### GIVEN TASK
Pull every line containing "poblacion" from the entries.

########

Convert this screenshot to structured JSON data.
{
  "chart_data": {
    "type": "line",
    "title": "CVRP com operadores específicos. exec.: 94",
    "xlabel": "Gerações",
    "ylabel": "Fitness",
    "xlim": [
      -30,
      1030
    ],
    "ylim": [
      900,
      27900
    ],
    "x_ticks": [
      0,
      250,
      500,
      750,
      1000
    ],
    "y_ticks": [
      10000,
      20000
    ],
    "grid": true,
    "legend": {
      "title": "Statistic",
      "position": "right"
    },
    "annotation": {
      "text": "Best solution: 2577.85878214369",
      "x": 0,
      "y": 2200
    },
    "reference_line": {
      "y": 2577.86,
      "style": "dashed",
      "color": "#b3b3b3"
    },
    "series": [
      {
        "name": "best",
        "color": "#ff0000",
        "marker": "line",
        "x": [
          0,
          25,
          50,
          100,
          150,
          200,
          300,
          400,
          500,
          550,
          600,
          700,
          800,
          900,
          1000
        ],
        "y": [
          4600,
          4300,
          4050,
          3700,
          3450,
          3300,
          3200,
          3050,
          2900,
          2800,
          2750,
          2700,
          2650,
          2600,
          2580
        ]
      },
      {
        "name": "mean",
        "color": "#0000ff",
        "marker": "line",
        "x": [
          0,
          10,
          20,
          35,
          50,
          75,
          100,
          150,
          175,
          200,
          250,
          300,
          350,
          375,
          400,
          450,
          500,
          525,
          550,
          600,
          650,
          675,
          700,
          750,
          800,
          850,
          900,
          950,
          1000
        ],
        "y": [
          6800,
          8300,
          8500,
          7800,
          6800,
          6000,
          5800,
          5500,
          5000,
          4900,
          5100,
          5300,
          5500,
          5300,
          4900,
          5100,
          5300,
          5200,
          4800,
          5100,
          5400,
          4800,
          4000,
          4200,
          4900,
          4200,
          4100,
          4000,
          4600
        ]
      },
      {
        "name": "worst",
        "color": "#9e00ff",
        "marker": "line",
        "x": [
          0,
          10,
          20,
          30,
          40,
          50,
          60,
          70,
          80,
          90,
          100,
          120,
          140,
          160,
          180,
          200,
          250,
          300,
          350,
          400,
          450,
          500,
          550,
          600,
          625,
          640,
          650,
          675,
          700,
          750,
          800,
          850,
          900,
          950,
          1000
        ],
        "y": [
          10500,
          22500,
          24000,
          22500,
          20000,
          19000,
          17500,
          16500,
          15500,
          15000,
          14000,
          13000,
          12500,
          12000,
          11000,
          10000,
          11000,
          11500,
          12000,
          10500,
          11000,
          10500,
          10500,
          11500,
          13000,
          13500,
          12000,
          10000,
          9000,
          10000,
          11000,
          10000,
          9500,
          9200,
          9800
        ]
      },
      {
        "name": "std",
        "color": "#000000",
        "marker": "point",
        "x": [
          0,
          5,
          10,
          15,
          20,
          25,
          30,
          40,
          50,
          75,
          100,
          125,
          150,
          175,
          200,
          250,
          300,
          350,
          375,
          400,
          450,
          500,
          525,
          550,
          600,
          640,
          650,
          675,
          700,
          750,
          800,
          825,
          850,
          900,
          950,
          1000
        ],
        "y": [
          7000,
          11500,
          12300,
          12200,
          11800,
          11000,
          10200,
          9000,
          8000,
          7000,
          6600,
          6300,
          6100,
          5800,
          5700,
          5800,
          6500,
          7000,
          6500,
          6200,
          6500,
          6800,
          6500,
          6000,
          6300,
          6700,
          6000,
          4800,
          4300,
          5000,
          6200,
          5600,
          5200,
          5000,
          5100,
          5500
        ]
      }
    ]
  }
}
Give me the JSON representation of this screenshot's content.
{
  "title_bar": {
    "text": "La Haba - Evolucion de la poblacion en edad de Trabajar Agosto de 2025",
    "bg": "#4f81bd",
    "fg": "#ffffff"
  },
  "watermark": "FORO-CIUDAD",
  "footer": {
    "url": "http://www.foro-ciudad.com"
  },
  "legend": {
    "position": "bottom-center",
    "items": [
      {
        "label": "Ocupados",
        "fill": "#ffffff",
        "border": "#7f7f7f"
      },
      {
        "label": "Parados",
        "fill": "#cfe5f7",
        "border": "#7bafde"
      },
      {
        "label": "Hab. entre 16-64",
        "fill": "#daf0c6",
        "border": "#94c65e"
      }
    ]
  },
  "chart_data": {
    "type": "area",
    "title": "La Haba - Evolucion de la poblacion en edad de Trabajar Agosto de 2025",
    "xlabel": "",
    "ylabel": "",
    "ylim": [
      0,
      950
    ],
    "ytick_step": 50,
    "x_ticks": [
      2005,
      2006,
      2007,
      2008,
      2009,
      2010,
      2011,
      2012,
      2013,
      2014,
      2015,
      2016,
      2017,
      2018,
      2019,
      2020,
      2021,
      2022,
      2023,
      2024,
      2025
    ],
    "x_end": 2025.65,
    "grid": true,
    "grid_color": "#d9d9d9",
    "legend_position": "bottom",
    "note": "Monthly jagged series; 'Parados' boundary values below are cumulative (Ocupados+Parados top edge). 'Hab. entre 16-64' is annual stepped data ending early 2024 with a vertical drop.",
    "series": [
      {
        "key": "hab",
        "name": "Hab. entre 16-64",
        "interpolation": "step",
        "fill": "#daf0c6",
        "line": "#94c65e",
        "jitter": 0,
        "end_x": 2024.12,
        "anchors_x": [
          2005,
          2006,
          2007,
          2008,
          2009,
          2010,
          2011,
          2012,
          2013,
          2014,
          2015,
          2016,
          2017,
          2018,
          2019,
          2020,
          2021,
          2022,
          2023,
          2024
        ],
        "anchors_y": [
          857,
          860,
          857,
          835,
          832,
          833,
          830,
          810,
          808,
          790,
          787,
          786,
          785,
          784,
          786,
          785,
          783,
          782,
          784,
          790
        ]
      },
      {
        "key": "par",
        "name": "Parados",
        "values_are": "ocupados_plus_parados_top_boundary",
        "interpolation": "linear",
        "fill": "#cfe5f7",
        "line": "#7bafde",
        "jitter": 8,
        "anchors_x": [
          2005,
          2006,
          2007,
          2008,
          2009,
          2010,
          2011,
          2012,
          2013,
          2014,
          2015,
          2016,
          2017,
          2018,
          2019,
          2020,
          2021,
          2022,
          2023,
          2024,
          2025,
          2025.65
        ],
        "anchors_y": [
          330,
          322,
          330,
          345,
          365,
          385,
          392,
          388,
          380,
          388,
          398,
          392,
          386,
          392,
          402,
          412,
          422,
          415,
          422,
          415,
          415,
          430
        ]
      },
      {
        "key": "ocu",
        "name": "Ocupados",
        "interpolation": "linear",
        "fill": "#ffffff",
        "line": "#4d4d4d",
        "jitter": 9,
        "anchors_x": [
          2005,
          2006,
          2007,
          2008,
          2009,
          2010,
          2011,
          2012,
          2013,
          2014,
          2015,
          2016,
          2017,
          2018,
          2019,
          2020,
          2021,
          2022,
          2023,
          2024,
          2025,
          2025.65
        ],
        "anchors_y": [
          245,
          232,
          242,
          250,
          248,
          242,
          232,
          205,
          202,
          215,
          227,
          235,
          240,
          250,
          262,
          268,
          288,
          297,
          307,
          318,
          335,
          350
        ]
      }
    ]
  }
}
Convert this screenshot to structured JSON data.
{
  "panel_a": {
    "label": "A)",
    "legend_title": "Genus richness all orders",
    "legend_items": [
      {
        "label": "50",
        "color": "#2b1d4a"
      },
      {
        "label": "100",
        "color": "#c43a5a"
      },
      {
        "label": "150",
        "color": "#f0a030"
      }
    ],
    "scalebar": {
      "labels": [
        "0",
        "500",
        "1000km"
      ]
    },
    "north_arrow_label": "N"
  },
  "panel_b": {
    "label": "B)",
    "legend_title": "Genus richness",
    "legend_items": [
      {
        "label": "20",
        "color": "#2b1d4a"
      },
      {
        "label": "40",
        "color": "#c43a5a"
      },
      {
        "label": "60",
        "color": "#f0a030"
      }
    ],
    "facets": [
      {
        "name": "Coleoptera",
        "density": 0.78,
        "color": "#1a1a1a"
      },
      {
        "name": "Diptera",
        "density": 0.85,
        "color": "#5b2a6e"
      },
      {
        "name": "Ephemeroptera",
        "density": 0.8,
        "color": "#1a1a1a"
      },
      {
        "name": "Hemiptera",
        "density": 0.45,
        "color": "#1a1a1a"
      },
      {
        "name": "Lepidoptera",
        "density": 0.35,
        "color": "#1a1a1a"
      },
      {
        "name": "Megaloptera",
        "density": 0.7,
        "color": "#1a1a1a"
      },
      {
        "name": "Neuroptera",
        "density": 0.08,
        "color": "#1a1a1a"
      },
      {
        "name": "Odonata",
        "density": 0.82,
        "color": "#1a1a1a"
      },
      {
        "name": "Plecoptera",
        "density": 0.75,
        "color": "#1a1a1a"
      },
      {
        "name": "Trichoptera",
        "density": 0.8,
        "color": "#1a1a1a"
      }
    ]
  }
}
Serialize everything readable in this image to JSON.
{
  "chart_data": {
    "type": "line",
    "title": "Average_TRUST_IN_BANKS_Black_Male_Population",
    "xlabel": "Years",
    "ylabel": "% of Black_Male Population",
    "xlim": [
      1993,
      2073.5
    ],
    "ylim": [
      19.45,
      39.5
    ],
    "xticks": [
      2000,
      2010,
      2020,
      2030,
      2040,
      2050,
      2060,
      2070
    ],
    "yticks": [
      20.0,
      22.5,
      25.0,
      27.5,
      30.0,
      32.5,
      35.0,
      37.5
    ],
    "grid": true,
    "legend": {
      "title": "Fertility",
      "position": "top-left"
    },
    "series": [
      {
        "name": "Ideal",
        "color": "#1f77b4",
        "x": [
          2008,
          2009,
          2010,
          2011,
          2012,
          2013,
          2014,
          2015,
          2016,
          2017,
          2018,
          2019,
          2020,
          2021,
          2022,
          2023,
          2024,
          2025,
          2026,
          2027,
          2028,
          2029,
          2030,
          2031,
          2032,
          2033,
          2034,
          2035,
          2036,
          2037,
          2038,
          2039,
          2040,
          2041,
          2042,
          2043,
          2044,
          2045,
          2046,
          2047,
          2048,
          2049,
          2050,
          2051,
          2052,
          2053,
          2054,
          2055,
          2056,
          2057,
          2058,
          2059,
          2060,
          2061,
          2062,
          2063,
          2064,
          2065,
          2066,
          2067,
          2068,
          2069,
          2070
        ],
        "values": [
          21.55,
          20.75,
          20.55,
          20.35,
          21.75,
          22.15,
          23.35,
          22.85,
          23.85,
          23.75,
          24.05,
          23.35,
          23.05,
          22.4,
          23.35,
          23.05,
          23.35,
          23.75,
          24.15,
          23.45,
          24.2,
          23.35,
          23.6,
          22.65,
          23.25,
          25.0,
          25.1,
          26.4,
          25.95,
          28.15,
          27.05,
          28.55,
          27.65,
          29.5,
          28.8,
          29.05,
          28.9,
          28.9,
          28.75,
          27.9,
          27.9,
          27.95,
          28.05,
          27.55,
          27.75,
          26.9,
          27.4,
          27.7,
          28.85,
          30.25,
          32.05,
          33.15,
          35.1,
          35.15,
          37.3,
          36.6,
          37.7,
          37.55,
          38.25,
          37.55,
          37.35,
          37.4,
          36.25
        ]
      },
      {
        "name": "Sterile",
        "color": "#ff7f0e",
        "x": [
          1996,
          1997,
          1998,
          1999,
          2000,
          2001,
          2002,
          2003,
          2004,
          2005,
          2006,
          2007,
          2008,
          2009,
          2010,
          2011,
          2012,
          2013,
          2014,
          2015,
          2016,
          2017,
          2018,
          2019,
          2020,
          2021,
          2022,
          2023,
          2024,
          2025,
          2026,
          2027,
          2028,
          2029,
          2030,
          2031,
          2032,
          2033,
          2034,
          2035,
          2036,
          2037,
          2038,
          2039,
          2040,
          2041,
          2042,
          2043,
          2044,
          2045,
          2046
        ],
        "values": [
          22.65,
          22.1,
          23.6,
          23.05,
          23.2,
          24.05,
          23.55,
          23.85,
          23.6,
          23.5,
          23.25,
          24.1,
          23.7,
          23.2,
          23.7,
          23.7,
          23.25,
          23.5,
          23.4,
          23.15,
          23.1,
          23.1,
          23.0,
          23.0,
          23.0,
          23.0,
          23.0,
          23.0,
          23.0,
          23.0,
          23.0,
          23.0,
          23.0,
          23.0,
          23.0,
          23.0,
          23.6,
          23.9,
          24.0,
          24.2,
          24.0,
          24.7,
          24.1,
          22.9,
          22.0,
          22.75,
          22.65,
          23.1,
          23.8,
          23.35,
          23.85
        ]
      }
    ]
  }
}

########

### EXPECTED ANSWER
    "text": "La Haba - Evolucion de la poblacion en edad de Trabajar Agosto de 2025",
    "title": "La Haba - Evolucion de la poblacion en edad de Trabajar Agosto de 2025",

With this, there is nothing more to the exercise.